Extracted records
----
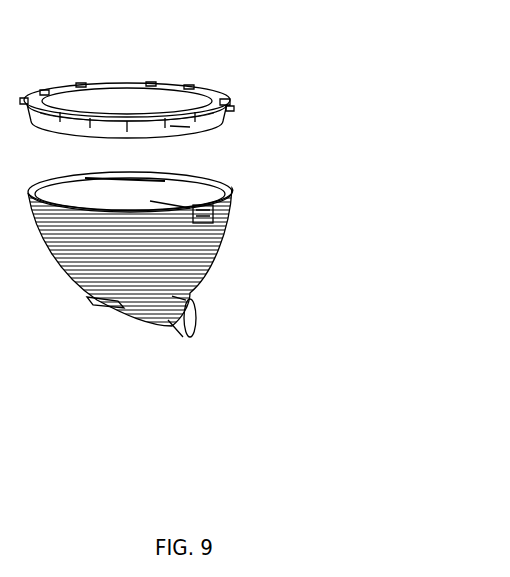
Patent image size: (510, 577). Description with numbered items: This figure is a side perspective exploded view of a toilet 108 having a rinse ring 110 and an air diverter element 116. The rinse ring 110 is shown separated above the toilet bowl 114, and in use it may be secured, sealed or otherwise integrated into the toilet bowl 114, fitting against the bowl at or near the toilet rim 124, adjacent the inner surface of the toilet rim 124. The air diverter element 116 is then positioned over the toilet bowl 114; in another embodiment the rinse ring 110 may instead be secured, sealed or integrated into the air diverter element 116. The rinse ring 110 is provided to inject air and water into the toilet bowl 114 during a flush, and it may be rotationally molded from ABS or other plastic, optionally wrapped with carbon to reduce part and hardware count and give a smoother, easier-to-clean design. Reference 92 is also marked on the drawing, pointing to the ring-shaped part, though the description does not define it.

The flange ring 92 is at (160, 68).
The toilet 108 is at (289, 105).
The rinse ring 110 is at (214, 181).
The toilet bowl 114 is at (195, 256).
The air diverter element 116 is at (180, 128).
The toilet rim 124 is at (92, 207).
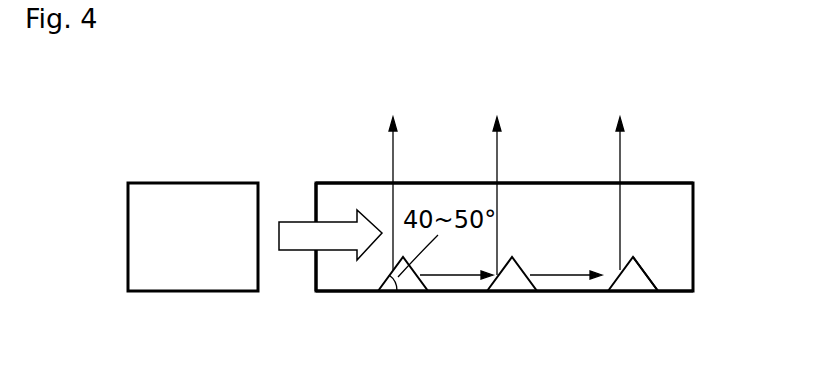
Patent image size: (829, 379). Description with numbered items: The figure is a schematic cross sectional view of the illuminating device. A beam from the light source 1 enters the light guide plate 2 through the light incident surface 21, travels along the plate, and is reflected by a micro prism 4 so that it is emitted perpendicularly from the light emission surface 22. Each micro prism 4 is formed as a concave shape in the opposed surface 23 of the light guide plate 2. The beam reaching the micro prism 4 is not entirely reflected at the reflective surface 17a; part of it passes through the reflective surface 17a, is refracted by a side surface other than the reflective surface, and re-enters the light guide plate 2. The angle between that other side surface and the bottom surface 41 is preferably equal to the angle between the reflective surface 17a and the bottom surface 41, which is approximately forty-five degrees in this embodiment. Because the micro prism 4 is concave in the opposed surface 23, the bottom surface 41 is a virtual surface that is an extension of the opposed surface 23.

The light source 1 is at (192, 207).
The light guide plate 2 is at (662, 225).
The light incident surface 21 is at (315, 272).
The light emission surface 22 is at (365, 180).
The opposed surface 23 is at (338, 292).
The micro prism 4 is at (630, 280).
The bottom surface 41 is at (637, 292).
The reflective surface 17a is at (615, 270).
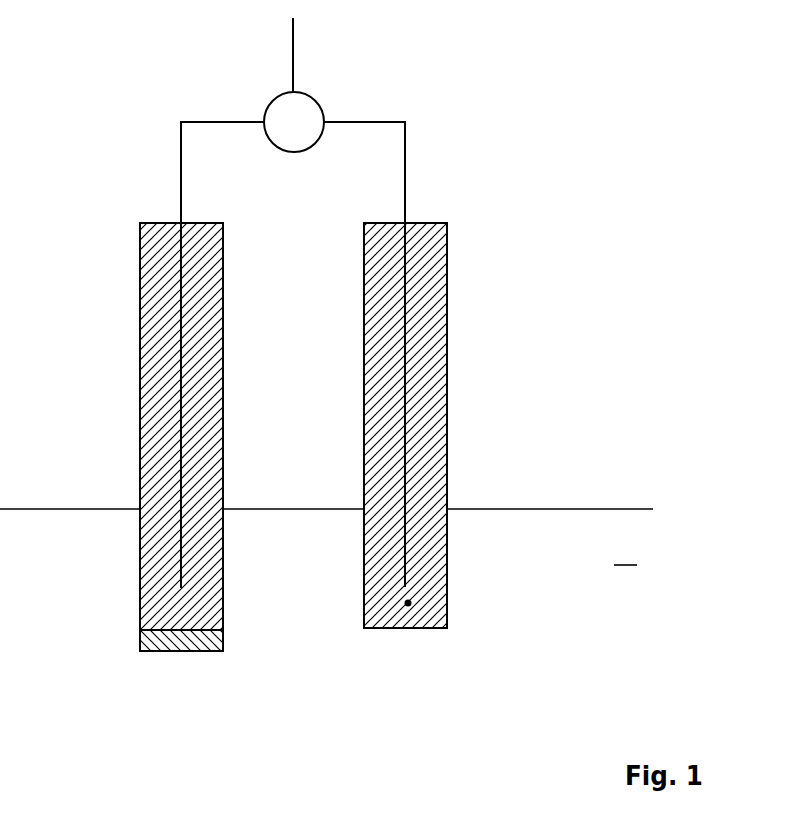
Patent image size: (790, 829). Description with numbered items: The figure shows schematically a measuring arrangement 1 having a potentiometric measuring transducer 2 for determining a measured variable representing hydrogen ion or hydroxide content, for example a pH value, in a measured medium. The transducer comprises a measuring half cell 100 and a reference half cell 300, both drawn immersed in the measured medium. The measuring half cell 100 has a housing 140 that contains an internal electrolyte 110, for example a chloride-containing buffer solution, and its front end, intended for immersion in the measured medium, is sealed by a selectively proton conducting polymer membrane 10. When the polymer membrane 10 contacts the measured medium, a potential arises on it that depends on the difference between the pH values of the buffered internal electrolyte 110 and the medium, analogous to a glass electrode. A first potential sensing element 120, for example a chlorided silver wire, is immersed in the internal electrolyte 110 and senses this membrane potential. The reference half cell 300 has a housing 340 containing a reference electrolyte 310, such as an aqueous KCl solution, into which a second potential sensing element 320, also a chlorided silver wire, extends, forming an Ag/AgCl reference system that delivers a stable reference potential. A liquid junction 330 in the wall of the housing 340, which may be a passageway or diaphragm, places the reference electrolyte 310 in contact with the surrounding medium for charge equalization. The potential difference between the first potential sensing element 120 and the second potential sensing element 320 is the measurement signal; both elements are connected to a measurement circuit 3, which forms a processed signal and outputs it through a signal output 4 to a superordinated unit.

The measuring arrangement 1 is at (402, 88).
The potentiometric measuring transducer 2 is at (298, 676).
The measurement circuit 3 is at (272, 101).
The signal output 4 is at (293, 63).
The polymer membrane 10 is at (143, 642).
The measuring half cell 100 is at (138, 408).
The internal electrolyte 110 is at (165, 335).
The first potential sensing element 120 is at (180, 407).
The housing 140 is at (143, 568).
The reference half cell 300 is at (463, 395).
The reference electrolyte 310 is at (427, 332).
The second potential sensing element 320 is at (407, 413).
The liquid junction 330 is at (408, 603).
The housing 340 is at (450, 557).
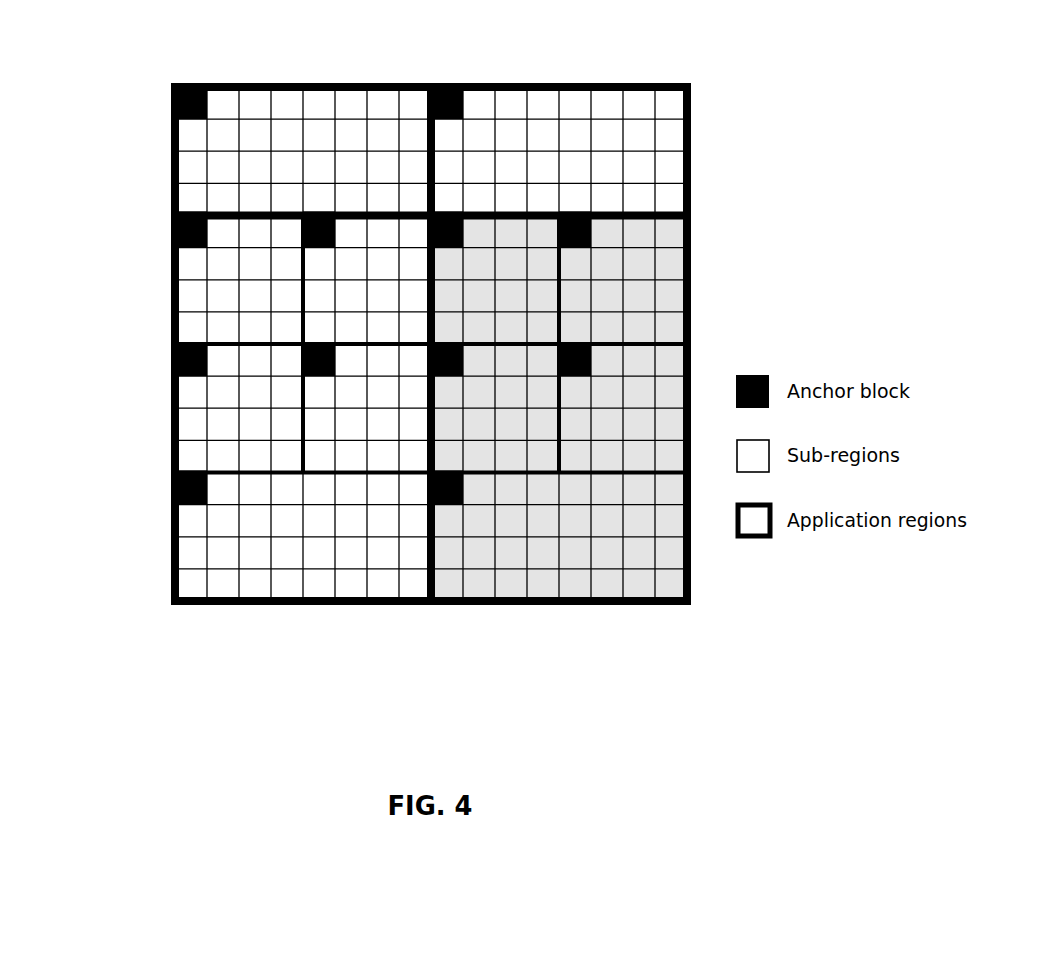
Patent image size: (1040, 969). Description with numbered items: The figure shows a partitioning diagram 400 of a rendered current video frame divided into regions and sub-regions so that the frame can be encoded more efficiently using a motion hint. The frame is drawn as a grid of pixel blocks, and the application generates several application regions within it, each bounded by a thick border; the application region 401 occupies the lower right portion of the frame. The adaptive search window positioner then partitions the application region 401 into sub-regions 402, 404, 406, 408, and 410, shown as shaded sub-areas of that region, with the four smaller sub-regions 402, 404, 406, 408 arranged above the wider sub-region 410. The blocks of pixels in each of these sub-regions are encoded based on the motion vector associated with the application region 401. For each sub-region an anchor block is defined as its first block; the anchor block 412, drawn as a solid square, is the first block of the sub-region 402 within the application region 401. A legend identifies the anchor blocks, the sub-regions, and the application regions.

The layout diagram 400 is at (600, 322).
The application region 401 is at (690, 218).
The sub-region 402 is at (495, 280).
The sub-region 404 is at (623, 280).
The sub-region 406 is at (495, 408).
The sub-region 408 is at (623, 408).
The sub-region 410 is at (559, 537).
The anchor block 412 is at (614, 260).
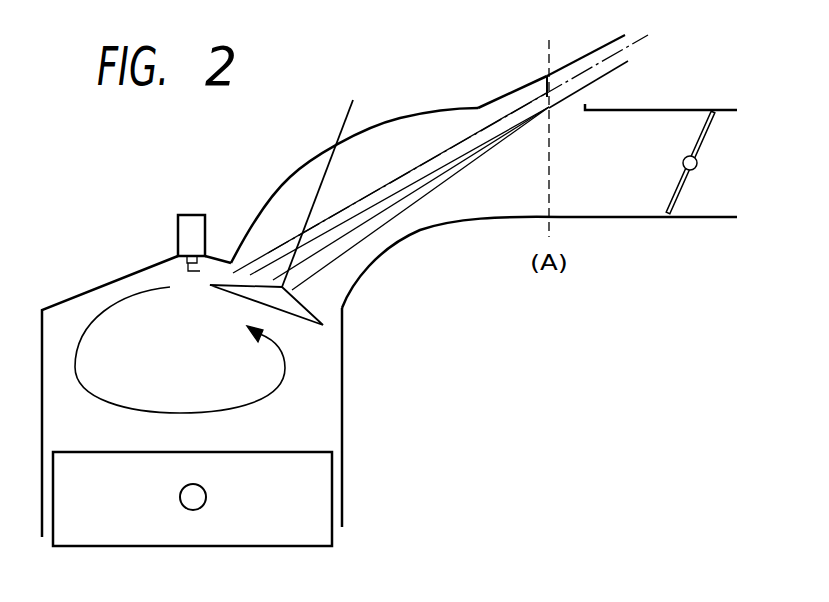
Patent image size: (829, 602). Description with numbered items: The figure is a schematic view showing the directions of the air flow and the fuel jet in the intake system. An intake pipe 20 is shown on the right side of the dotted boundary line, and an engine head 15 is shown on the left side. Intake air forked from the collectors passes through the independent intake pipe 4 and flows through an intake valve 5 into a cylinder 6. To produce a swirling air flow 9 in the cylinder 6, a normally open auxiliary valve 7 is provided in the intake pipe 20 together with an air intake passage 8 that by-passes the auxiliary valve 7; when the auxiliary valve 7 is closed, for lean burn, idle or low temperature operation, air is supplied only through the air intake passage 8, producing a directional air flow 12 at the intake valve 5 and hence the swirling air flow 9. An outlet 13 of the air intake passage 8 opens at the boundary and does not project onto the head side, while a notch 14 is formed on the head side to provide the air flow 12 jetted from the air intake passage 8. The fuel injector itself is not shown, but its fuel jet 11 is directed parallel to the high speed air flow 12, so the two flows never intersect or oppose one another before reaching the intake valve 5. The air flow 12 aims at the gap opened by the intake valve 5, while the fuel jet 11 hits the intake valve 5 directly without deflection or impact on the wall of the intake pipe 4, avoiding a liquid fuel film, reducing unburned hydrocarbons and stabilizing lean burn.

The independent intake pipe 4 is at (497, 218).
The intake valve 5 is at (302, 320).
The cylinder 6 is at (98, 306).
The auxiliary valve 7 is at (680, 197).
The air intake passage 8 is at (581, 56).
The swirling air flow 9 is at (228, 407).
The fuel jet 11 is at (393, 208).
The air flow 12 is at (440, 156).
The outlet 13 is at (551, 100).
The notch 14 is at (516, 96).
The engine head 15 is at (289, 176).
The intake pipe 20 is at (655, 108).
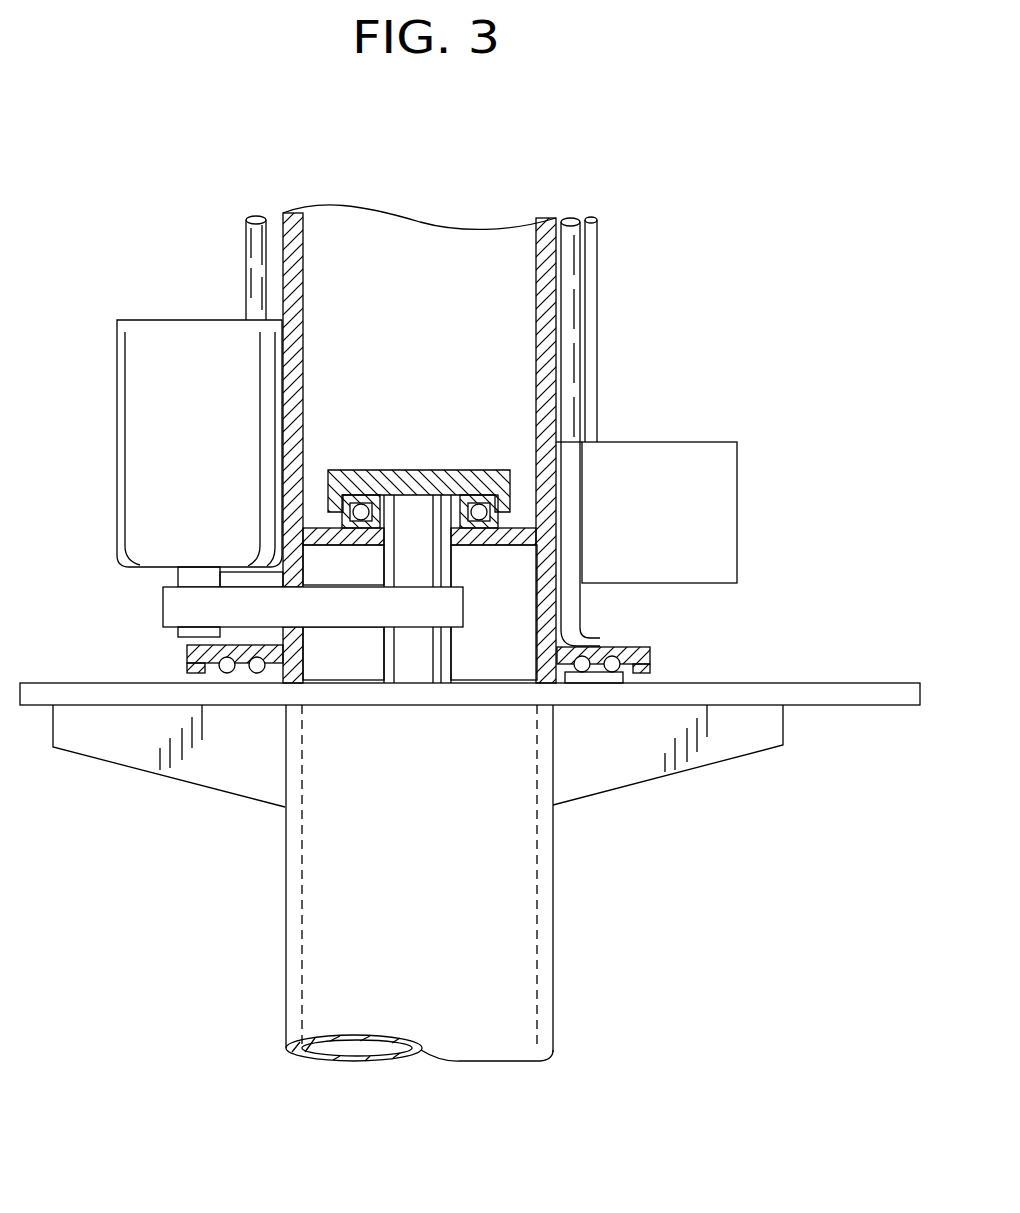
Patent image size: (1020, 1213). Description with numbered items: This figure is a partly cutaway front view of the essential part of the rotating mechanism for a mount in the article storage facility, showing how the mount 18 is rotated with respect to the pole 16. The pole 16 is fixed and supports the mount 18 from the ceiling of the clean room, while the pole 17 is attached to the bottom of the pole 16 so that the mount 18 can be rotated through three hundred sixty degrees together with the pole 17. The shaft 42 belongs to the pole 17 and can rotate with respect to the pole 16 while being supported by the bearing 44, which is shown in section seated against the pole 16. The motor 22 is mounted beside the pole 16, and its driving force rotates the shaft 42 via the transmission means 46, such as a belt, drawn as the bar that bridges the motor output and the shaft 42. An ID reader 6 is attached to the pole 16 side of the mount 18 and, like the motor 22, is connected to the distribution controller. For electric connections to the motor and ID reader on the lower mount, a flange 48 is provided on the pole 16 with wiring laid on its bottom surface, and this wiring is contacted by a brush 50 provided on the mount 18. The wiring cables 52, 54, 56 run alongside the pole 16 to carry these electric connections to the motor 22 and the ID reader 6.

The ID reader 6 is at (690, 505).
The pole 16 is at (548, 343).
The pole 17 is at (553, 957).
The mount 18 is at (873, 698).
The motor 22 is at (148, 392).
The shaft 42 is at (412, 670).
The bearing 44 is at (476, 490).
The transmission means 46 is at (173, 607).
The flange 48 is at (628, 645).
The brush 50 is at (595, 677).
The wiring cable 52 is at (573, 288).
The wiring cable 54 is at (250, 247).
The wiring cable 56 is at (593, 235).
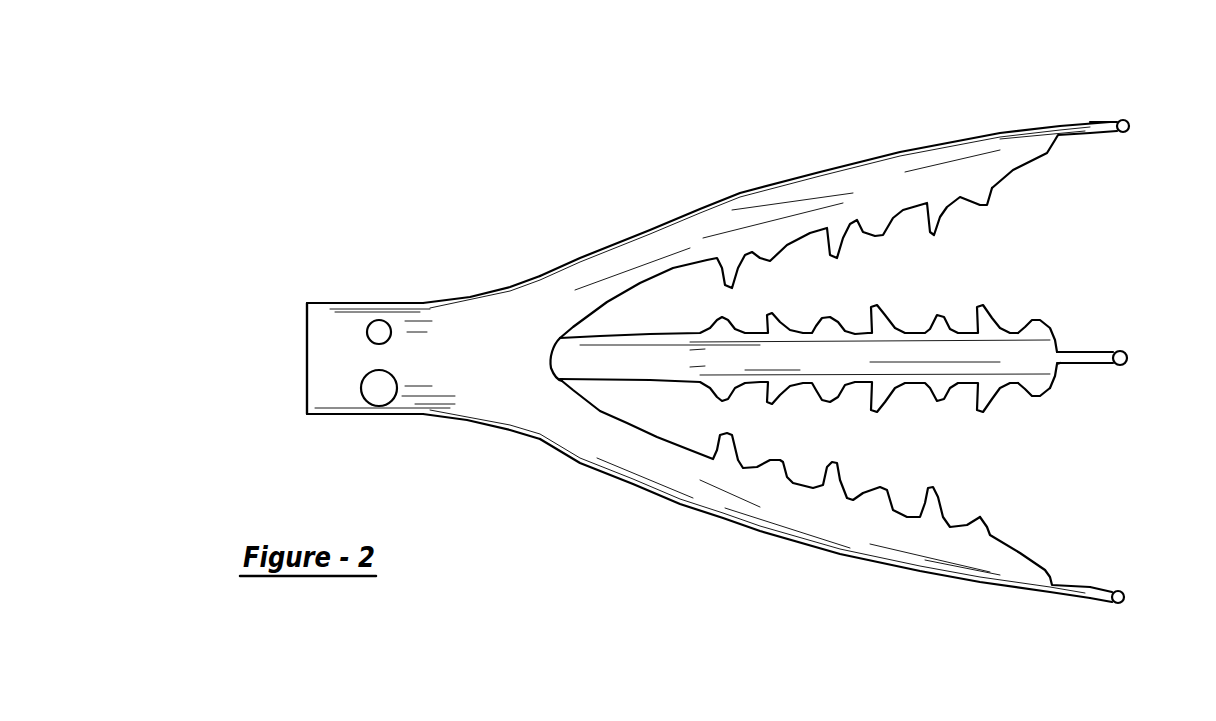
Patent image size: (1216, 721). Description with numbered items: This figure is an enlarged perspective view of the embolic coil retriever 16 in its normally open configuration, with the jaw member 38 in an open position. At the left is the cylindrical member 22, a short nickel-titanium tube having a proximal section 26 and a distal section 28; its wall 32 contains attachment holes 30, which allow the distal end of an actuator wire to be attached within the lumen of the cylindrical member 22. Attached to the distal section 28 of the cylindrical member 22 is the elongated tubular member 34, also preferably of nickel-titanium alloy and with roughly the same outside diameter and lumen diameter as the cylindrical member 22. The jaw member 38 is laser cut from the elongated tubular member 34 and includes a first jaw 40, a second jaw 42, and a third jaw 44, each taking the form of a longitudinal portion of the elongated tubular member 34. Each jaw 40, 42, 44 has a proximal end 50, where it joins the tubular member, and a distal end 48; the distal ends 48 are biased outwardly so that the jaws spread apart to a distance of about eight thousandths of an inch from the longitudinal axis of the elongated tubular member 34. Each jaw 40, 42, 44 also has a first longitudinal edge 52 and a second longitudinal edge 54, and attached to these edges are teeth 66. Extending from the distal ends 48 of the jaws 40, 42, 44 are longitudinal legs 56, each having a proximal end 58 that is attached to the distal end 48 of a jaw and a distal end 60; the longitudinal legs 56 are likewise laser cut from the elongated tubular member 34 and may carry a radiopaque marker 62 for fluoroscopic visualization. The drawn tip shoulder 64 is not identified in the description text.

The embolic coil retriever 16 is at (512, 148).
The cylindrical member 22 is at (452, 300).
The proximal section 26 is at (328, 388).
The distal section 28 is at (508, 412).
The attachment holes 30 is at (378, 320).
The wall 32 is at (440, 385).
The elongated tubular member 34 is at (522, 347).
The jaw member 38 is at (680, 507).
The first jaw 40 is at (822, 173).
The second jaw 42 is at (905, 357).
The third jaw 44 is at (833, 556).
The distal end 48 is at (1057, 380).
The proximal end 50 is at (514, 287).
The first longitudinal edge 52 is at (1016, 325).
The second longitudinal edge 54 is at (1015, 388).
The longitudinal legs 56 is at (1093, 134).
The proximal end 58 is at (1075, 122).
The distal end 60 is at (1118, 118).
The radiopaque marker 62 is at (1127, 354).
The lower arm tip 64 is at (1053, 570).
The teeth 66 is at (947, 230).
----
* [TASK INSTRUCTIONS]:
Please extract every line in the items above that contains the word "source", copying each line in full.

* [RESULT OF THIS TASK]:
Patent image size: (829, 379). Description with numbered items: The figure is a schematic cross sectional view of the illuminating device. A beam from the light source 1 enters the light guide plate 2 through the light incident surface 21, travels along the plate, and is reflected by a micro prism 4 so that it is emitted perpendicularly from the light emission surface 22. Each micro prism 4 is formed as a concave shape in the opposed surface 23 of the light guide plate 2. The beam reaching the micro prism 4 is not entirely reflected at the reflective surface 17a; part of it passes through the reflective surface 17a, is refracted by a side surface other than the reflective surface, and re-enters the light guide plate 2. The angle between that other side surface and the bottom surface 41 is preferably equal to the angle between the reflective surface 17a and the bottom surface 41, which is approximately forty-five degrees in this embodiment. Because the micro prism 4 is concave in the opposed surface 23, the bottom surface 41 is a virtual surface that is an extension of the opposed surface 23.
The light source 1 is at (192, 207).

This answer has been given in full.